Start

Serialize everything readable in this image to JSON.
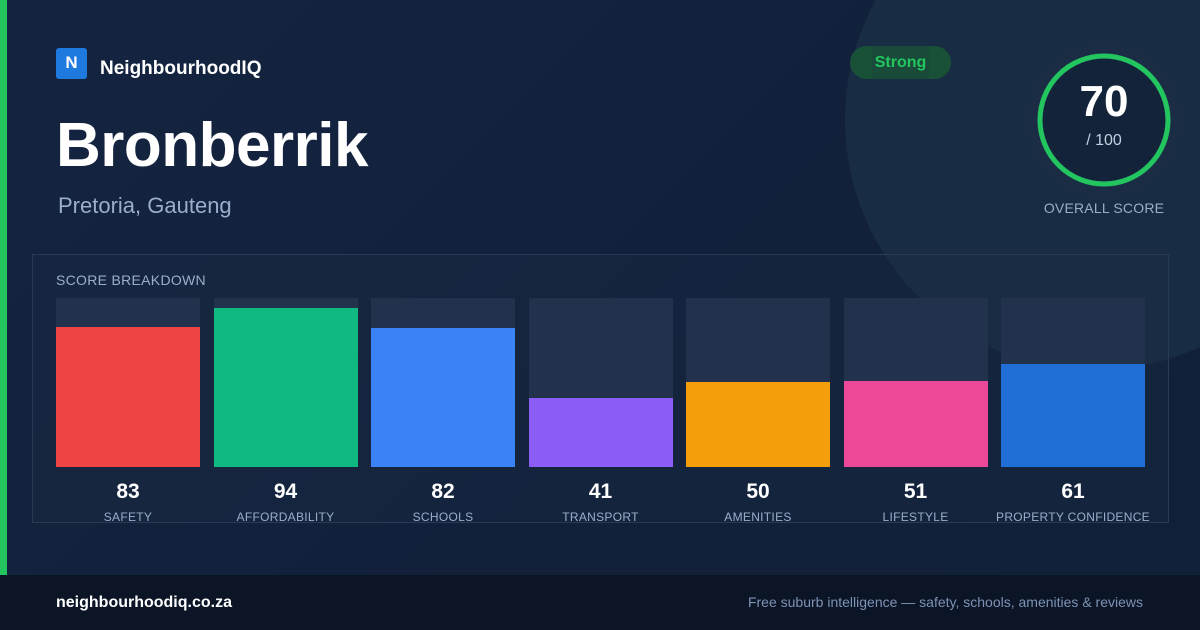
{
  "brand": {
    "logo_letter": "N",
    "name": "NeighbourhoodIQ"
  },
  "suburb": {
    "name": "Bronberrik",
    "location": "Pretoria, Gauteng"
  },
  "badge": {
    "label": "Strong"
  },
  "overall": {
    "score": "70",
    "max": "/ 100",
    "label": "OVERALL SCORE",
    "fraction": 0.7
  },
  "breakdown": {
    "title": "SCORE BREAKDOWN",
    "items": [
      {
        "label": "SAFETY",
        "value": 83,
        "color": "#ef4444"
      },
      {
        "label": "AFFORDABILITY",
        "value": 94,
        "color": "#10b981"
      },
      {
        "label": "SCHOOLS",
        "value": 82,
        "color": "#3b82f6"
      },
      {
        "label": "TRANSPORT",
        "value": 41,
        "color": "#8b5cf6"
      },
      {
        "label": "AMENITIES",
        "value": 50,
        "color": "#f59e0b"
      },
      {
        "label": "LIFESTYLE",
        "value": 51,
        "color": "#ec4899"
      },
      {
        "label": "PROPERTY CONFIDENCE",
        "value": 61,
        "color": "#1f6fd6"
      }
    ]
  },
  "footer": {
    "domain": "neighbourhoodiq.co.za",
    "tagline": "Free suburb intelligence — safety, schools, amenities & reviews"
  },
  "colors": {
    "accent": "#22c55e",
    "background": "#13213a",
    "footer": "#0b1526"
  }
}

End

Objective:
Every record above should be written out again without change, except that the pictures are left out.

The result:
Serialize everything readable in this image to JSON.
{
  "brand": {
    "logo_letter": "N",
    "name": "NeighbourhoodIQ"
  },
  "suburb": {
    "name": "Bronberrik",
    "location": "Pretoria, Gauteng"
  },
  "badge": {
    "label": "Strong"
  },
  "overall": {
    "score": "70",
    "max": "/ 100",
    "label": "OVERALL SCORE",
    "fraction": 0.7
  },
  "breakdown": {
    "title": "SCORE BREAKDOWN",
    "items": [
      {
        "label": "SAFETY",
        "value": 83,
        "color": "#ef4444"
      },
      {
        "label": "AFFORDABILITY",
        "value": 94,
        "color": "#10b981"
      },
      {
        "label": "SCHOOLS",
        "value": 82,
        "color": "#3b82f6"
      },
      {
        "label": "TRANSPORT",
        "value": 41,
        "color": "#8b5cf6"
      },
      {
        "label": "AMENITIES",
        "value": 50,
        "color": "#f59e0b"
      },
      {
        "label": "LIFESTYLE",
        "value": 51,
        "color": "#ec4899"
      },
      {
        "label": "PROPERTY CONFIDENCE",
        "value": 61,
        "color": "#1f6fd6"
      }
    ]
  },
  "footer": {
    "domain": "neighbourhoodiq.co.za",
    "tagline": "Free suburb intelligence — safety, schools, amenities & reviews"
  },
  "colors": {
    "accent": "#22c55e",
    "background": "#13213a",
    "footer": "#0b1526"
  }
}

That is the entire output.